◆ **TASK BRIEF**
Note how many lines hold the string "sagen" and give that number without any other words.

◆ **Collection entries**
■ ■ ■ ■ ■ ■ ■
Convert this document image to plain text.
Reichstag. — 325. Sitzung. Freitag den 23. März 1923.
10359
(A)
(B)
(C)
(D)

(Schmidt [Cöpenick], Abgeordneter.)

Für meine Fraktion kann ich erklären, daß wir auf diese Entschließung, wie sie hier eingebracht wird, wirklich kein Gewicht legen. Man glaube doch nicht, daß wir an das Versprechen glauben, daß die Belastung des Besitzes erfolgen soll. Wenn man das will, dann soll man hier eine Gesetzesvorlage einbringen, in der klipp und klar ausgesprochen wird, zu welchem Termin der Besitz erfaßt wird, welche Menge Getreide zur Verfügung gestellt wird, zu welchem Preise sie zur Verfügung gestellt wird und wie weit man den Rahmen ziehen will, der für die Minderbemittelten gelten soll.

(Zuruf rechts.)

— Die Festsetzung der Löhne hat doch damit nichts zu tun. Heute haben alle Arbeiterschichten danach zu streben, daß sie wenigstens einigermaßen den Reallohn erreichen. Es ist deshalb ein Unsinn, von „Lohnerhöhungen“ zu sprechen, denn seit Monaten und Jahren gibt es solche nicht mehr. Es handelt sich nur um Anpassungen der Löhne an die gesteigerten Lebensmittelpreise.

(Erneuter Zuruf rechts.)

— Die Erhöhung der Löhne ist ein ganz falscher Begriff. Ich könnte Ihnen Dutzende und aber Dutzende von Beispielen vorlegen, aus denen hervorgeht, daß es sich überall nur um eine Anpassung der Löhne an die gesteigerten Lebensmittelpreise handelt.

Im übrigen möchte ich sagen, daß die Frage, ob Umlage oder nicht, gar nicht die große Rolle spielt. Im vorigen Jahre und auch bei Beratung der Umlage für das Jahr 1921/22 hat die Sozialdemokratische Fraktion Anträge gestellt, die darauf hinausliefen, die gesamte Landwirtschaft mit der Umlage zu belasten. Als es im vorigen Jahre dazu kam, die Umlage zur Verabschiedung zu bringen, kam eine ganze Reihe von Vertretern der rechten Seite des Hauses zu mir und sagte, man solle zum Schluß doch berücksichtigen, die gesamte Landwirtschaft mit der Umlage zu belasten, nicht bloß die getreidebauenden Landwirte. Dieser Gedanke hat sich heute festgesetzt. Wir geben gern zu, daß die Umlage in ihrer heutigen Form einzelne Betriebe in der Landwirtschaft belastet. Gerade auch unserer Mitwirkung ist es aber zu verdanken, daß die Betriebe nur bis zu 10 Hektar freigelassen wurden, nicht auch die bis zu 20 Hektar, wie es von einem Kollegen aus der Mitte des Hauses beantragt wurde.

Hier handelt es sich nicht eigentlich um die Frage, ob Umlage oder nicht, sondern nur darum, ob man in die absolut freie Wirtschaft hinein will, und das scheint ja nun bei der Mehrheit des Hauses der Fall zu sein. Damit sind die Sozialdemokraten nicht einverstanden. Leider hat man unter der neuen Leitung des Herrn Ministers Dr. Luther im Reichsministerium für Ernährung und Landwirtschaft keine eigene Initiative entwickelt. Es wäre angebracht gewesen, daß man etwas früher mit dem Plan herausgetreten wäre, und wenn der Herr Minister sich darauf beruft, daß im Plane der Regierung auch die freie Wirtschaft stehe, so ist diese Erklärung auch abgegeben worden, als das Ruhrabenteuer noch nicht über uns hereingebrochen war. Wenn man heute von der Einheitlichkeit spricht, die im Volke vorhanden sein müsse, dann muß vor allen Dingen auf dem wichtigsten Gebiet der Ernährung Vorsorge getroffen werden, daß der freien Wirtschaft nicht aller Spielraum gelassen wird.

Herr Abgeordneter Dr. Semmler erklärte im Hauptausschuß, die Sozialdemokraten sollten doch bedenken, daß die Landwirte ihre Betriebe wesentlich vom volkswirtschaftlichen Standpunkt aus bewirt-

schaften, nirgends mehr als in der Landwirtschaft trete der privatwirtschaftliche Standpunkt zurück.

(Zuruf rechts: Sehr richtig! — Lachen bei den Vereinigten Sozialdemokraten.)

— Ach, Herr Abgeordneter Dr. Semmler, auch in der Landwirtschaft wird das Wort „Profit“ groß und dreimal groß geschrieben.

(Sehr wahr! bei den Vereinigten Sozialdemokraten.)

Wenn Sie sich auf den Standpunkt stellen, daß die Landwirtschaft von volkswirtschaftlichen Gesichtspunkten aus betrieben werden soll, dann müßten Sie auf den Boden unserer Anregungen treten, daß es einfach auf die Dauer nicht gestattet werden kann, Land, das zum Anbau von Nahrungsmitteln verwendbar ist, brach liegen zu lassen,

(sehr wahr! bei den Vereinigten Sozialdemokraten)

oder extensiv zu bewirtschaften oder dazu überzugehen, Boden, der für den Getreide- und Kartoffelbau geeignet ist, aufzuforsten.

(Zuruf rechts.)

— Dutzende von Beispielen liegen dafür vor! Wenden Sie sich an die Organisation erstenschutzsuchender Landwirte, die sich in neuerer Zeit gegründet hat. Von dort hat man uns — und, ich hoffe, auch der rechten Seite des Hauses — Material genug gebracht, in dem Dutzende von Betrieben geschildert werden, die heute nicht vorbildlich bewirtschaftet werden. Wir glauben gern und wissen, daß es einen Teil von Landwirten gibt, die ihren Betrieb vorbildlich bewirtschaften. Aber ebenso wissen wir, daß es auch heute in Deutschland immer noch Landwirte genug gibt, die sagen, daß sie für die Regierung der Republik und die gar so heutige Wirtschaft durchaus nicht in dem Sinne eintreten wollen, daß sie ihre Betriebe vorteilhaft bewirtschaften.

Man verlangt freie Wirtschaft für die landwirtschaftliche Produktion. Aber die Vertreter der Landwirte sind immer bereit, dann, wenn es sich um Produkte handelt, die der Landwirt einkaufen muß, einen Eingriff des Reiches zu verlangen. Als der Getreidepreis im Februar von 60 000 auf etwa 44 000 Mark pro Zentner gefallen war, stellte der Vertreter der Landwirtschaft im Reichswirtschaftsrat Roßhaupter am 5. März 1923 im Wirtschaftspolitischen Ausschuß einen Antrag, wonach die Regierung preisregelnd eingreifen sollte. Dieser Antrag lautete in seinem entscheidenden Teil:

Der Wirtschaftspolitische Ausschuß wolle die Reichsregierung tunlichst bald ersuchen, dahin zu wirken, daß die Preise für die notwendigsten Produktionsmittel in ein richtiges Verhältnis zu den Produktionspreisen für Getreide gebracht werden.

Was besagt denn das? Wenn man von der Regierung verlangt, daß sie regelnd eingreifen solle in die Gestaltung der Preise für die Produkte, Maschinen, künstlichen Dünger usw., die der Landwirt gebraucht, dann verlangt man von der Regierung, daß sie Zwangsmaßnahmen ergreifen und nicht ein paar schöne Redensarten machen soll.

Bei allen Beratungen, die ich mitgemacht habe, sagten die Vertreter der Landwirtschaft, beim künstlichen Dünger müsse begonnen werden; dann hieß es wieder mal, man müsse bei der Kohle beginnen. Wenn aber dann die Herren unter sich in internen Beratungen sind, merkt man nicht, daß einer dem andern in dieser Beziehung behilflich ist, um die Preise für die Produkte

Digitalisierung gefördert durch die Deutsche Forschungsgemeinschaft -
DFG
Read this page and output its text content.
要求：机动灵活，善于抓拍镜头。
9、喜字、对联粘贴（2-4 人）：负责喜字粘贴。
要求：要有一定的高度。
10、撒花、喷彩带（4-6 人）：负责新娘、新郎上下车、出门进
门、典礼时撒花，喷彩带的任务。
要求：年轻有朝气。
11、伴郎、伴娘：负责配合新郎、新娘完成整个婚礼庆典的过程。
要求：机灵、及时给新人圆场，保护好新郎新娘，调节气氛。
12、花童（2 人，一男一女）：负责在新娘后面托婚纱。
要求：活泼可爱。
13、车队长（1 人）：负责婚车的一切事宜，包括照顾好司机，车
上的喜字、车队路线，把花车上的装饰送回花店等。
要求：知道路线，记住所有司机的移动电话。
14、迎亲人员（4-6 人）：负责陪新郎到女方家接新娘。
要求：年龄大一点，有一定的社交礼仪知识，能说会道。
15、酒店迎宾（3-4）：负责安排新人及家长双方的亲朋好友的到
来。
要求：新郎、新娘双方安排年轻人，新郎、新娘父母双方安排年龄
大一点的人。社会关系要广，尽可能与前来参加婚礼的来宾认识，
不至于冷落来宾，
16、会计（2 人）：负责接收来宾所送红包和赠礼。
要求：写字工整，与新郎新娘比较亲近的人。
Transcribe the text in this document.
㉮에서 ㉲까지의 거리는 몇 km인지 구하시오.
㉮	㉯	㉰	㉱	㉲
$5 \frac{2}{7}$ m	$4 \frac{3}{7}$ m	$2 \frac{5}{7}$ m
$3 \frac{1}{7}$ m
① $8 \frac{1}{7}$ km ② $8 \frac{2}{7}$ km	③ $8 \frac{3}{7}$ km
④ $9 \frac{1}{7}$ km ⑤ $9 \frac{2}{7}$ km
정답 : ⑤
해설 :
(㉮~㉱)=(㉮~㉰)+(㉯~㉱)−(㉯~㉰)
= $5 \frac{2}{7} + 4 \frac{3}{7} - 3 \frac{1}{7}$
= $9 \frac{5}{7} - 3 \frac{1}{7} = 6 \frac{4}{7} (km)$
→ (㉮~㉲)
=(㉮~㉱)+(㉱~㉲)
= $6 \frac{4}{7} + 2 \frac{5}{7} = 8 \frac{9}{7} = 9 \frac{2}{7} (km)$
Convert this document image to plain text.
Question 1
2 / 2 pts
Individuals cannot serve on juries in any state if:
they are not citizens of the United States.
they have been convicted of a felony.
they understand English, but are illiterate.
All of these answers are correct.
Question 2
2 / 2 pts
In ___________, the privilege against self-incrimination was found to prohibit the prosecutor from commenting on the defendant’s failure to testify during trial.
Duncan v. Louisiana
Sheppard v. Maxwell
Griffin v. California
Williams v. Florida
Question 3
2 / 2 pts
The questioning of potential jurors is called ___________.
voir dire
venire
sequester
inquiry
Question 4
■ ■ ■ ■ ■ ■ ■
◆ **THE SOLUTION**
2